Task requirements: Below is a listing to write out in full, exactly as given, without its pictures.

=== Data for the task ===

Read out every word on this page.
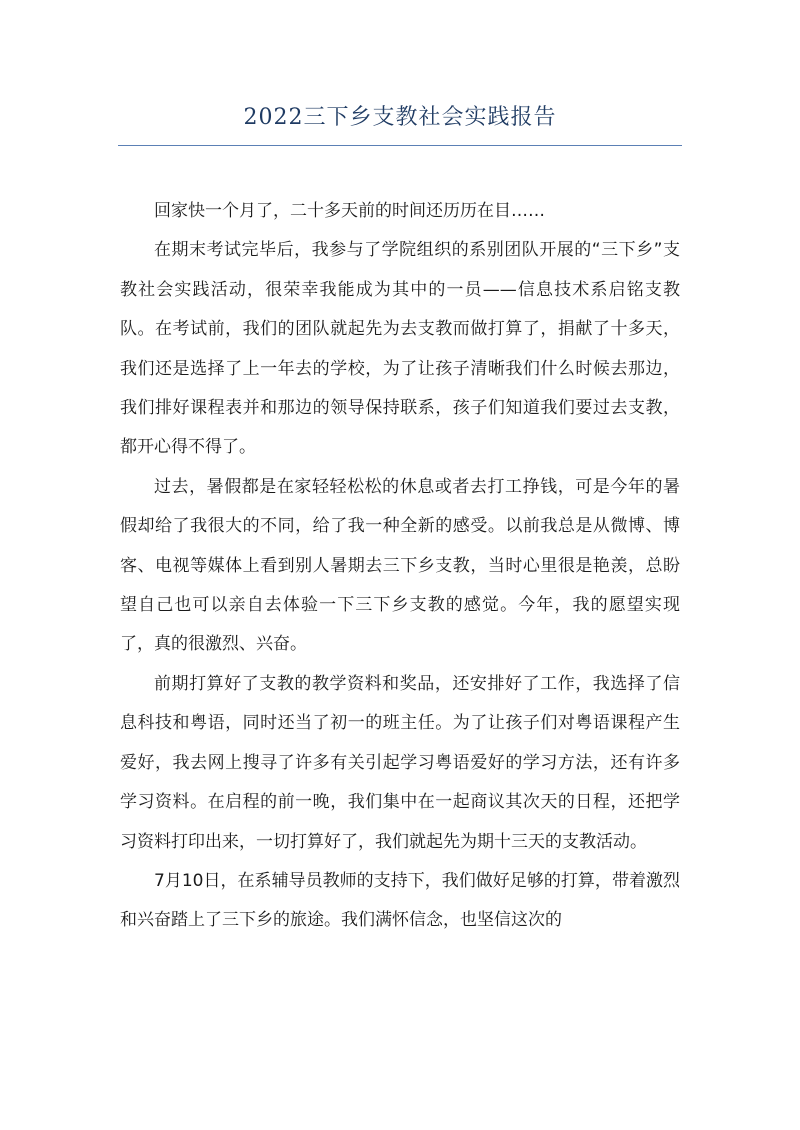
2022三下乡支教社会实践报告

回家快一个月了，二十多天前的时间还历历在目……

在期末考试完毕后，我参与了学院组织的系别团队开展的“三下乡”支教社会实践活动，很荣幸我能成为其中的一员——信息技术系启铭支教队。在考试前，我们的团队就起先为去支教而做打算了，捐献了十多天，我们还是选择了上一年去的学校，为了让孩子清晰我们什么时候去那边，我们排好课程表并和那边的领导保持联系，孩子们知道我们要过去支教，都开心得不得了。

过去，暑假都是在家轻轻松松的休息或者去打工挣钱，可是今年的暑假却给了我很大的不同，给了我一种全新的感受。以前我总是从微博、博客、电视等媒体上看到别人暑期去三下乡支教，当时心里很是艳羡，总盼望自己也可以亲自去体验一下三下乡支教的感觉。今年，我的愿望实现了，真的很激烈、兴奋。

前期打算好了支教的教学资料和奖品，还安排好了工作，我选择了信息科技和粤语，同时还当了初一的班主任。为了让孩子们对粤语课程产生爱好，我去网上搜寻了许多有关引起学习粤语爱好的学习方法，还有许多学习资料。在启程的前一晚，我们集中在一起商议其次天的日程，还把学习资料打印出来，一切打算好了，我们就起先为期十三天的支教活动。

7月10日，在系辅导员教师的支持下，我们做好足够的打算，带着激烈和兴奋踏上了三下乡的旅途。我们满怀信念，也坚信这次的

===

Solution for this exercise:
Read out every word on this page.
2022三下乡支教社会实践报告

回家快一个月了，二十多天前的时间还历历在目……

在期末考试完毕后，我参与了学院组织的系别团队开展的“三下乡”支教社会实践活动，很荣幸我能成为其中的一员——信息技术系启铭支教队。在考试前，我们的团队就起先为去支教而做打算了，捐献了十多天，我们还是选择了上一年去的学校，为了让孩子清晰我们什么时候去那边，我们排好课程表并和那边的领导保持联系，孩子们知道我们要过去支教，都开心得不得了。

过去，暑假都是在家轻轻松松的休息或者去打工挣钱，可是今年的暑假却给了我很大的不同，给了我一种全新的感受。以前我总是从微博、博客、电视等媒体上看到别人暑期去三下乡支教，当时心里很是艳羡，总盼望自己也可以亲自去体验一下三下乡支教的感觉。今年，我的愿望实现了，真的很激烈、兴奋。

前期打算好了支教的教学资料和奖品，还安排好了工作，我选择了信息科技和粤语，同时还当了初一的班主任。为了让孩子们对粤语课程产生爱好，我去网上搜寻了许多有关引起学习粤语爱好的学习方法，还有许多学习资料。在启程的前一晚，我们集中在一起商议其次天的日程，还把学习资料打印出来，一切打算好了，我们就起先为期十三天的支教活动。

7月10日，在系辅导员教师的支持下，我们做好足够的打算，带着激烈和兴奋踏上了三下乡的旅途。我们满怀信念，也坚信这次的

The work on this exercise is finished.